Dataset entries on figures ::
** Start **
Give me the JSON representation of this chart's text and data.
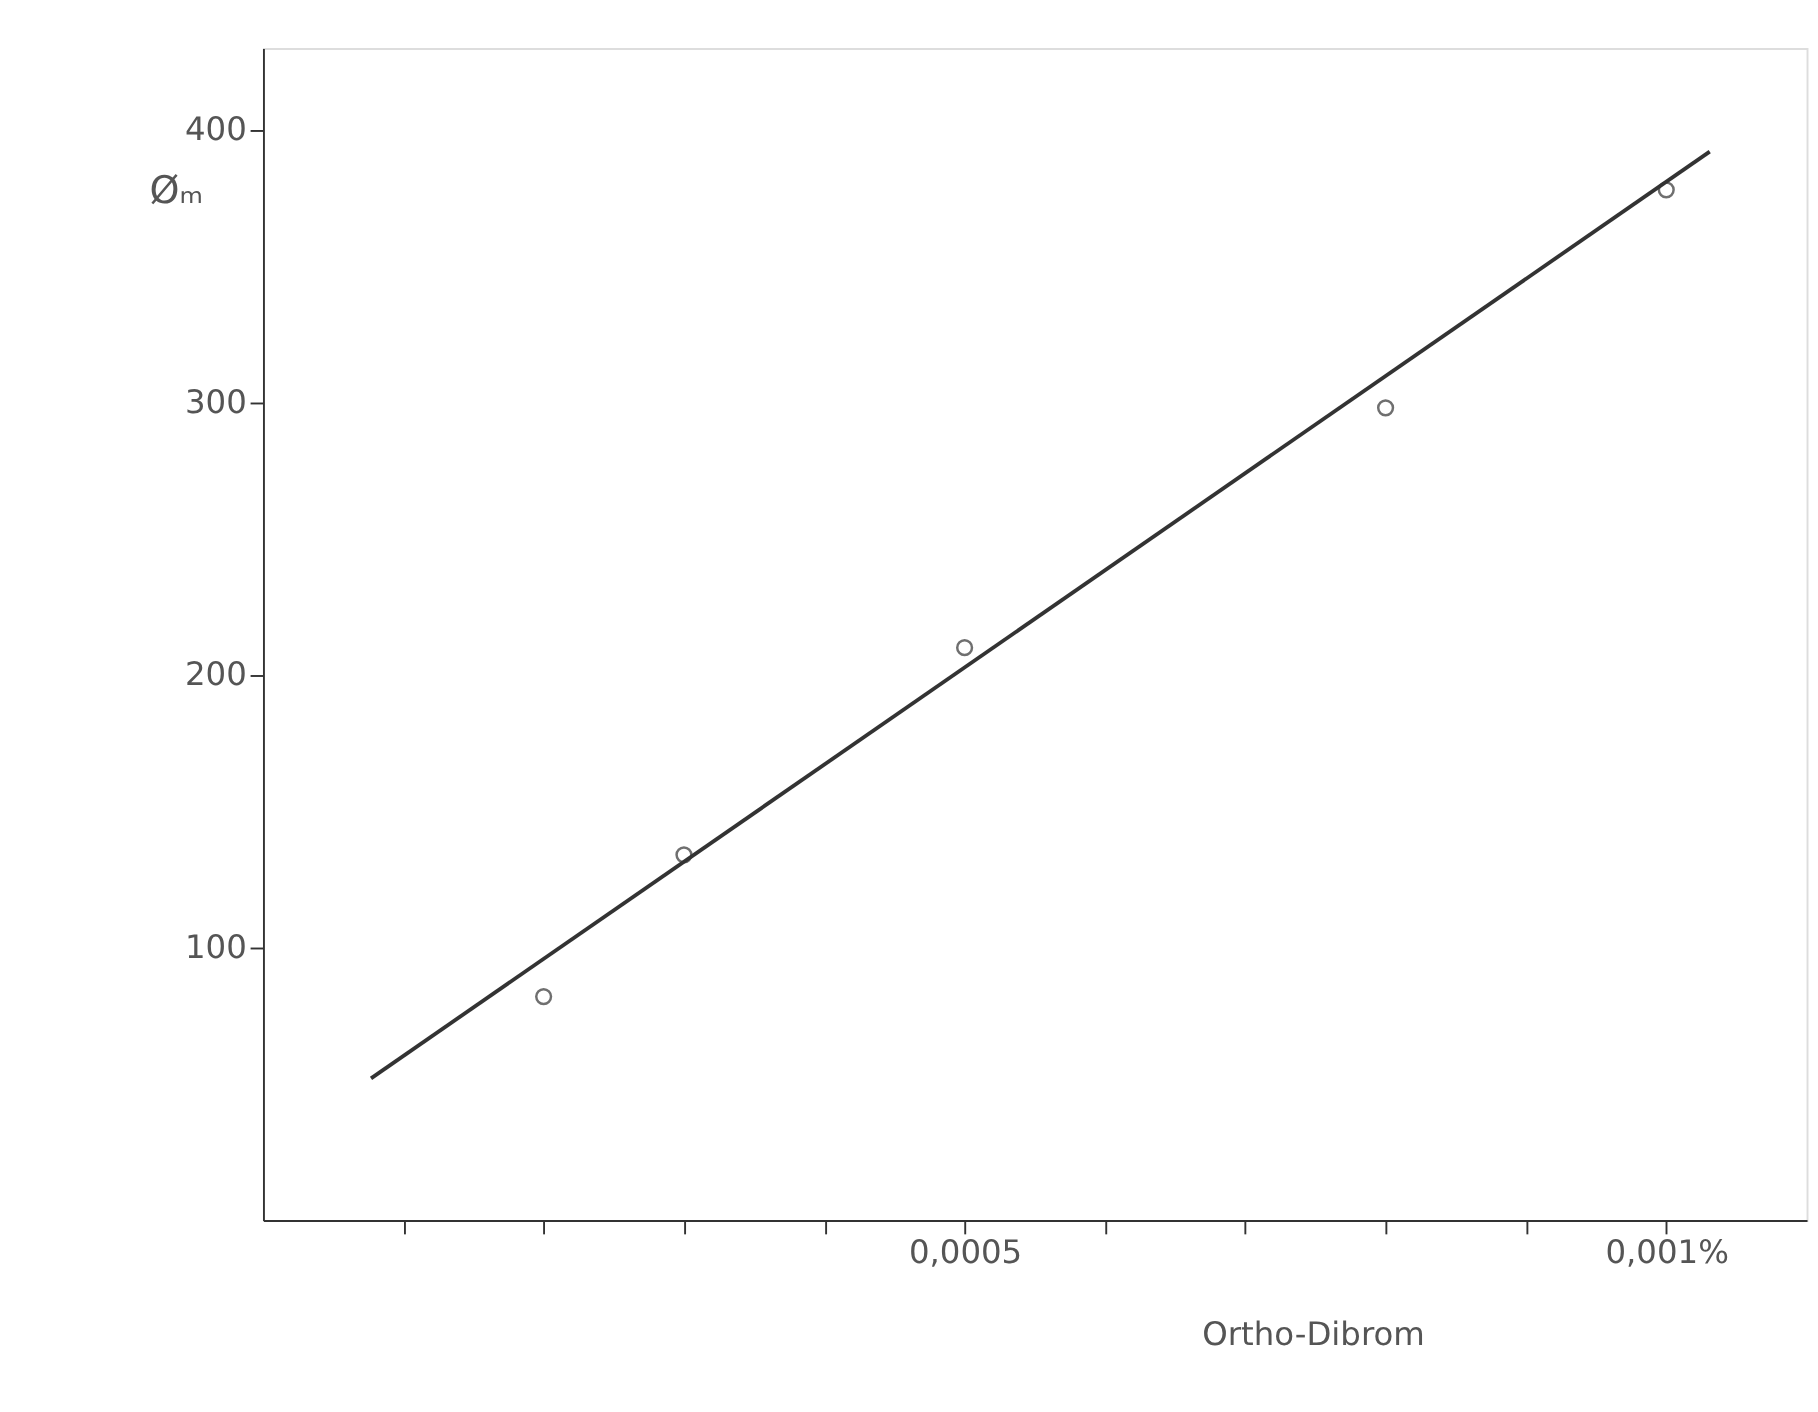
{
  "chart_data": {
    "type": "scatter",
    "xlabel": "Ortho-Dibrom",
    "ylabel": "Øₘ",
    "xlim": [
      0,
      0.0011
    ],
    "ylim": [
      0,
      430
    ],
    "xticks": [
      {
        "value": 0.0001,
        "label": null
      },
      {
        "value": 0.0002,
        "label": null
      },
      {
        "value": 0.0003,
        "label": null
      },
      {
        "value": 0.0004,
        "label": null
      },
      {
        "value": 0.0005,
        "label": "0,0005"
      },
      {
        "value": 0.0006,
        "label": null
      },
      {
        "value": 0.0007,
        "label": null
      },
      {
        "value": 0.0008,
        "label": null
      },
      {
        "value": 0.0009,
        "label": null
      },
      {
        "value": 0.001,
        "label": "0,001%"
      }
    ],
    "yticks": [
      100,
      200,
      300,
      400
    ],
    "grid": false,
    "marker": "circle",
    "series": [
      {
        "color": "#333333",
        "x": [
          0.0002,
          0.0003,
          0.0005,
          0.0008,
          0.001
        ],
        "values": [
          82,
          134,
          210,
          298,
          378
        ]
      },
      {
        "type": "line",
        "color": "#333333",
        "line_style": "solid",
        "marker": "none",
        "x": [
          7.7e-05,
          0.001031
        ],
        "values": [
          52,
          392
        ]
      }
    ]
  }
}
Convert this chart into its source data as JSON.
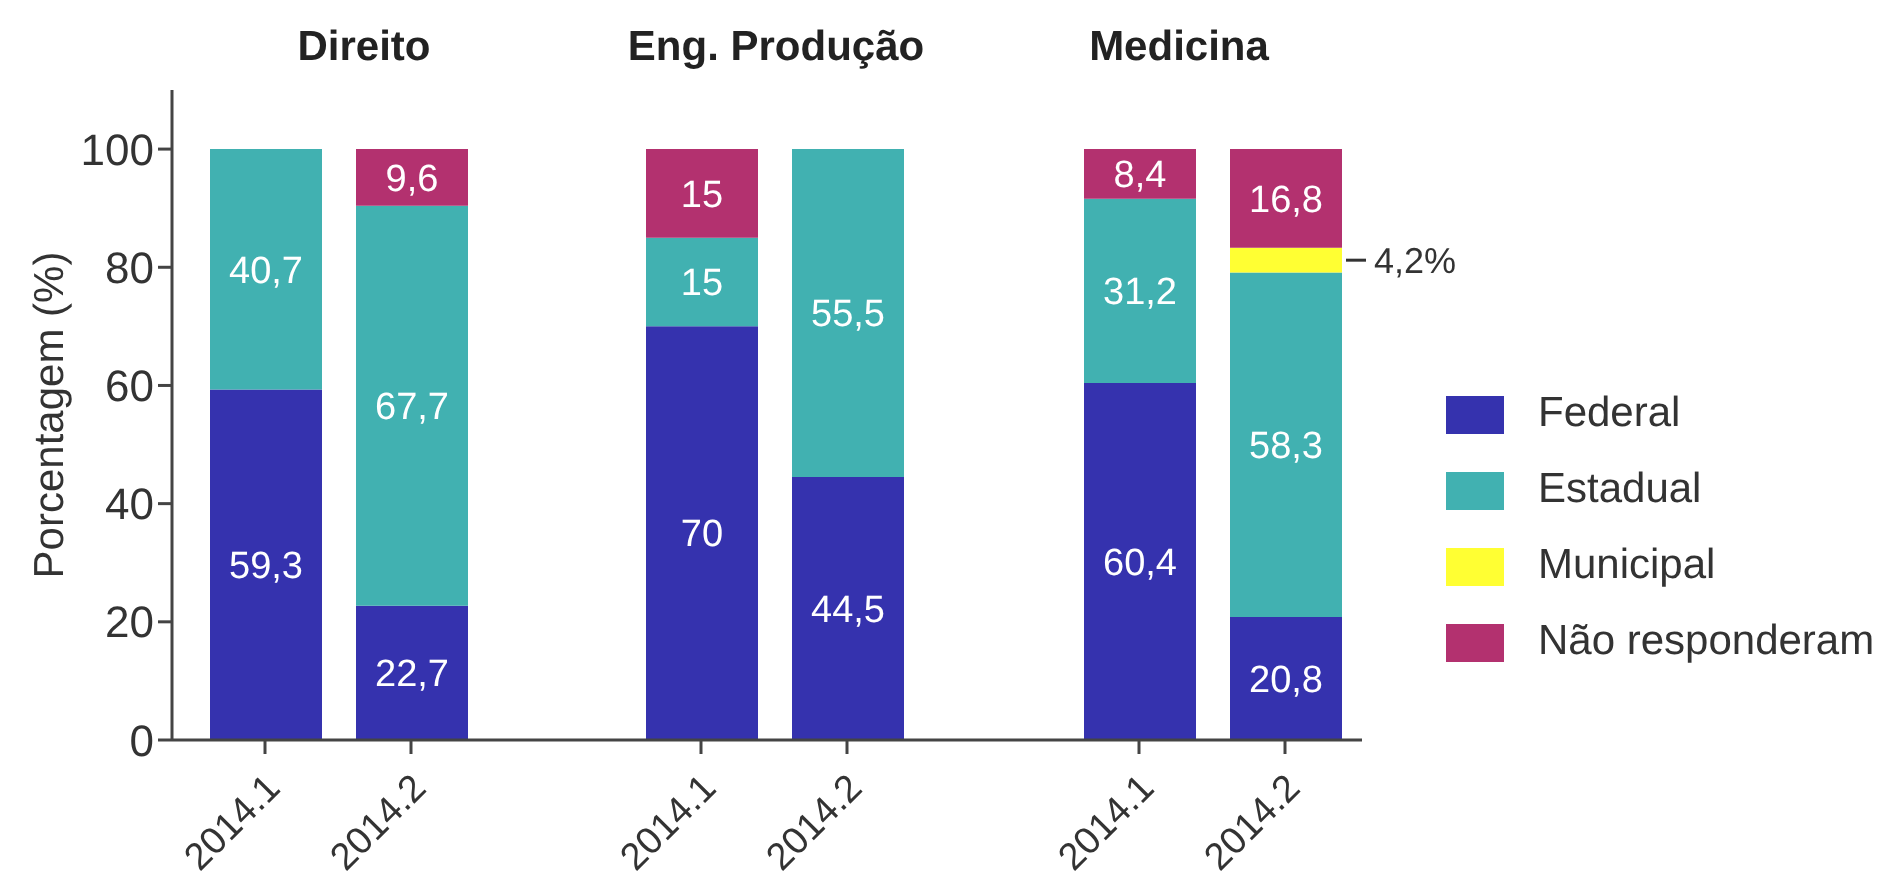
** End **
WHAT IS REQUIRED :: Repeat the full listing above exactly, with no pictures in the copy.

SOLUTION ::
Give me the JSON representation of this chart's text and data.
{
  "chart_data": {
    "type": "scatter",
    "xlabel": "Ortho-Dibrom",
    "ylabel": "Øₘ",
    "xlim": [
      0,
      0.0011
    ],
    "ylim": [
      0,
      430
    ],
    "xticks": [
      {
        "value": 0.0001,
        "label": null
      },
      {
        "value": 0.0002,
        "label": null
      },
      {
        "value": 0.0003,
        "label": null
      },
      {
        "value": 0.0004,
        "label": null
      },
      {
        "value": 0.0005,
        "label": "0,0005"
      },
      {
        "value": 0.0006,
        "label": null
      },
      {
        "value": 0.0007,
        "label": null
      },
      {
        "value": 0.0008,
        "label": null
      },
      {
        "value": 0.0009,
        "label": null
      },
      {
        "value": 0.001,
        "label": "0,001%"
      }
    ],
    "yticks": [
      100,
      200,
      300,
      400
    ],
    "grid": false,
    "marker": "circle",
    "series": [
      {
        "color": "#333333",
        "x": [
          0.0002,
          0.0003,
          0.0005,
          0.0008,
          0.001
        ],
        "values": [
          82,
          134,
          210,
          298,
          378
        ]
      },
      {
        "type": "line",
        "color": "#333333",
        "line_style": "solid",
        "marker": "none",
        "x": [
          7.7e-05,
          0.001031
        ],
        "values": [
          52,
          392
        ]
      }
    ]
  }
}
Convert this chart into its source data as JSON.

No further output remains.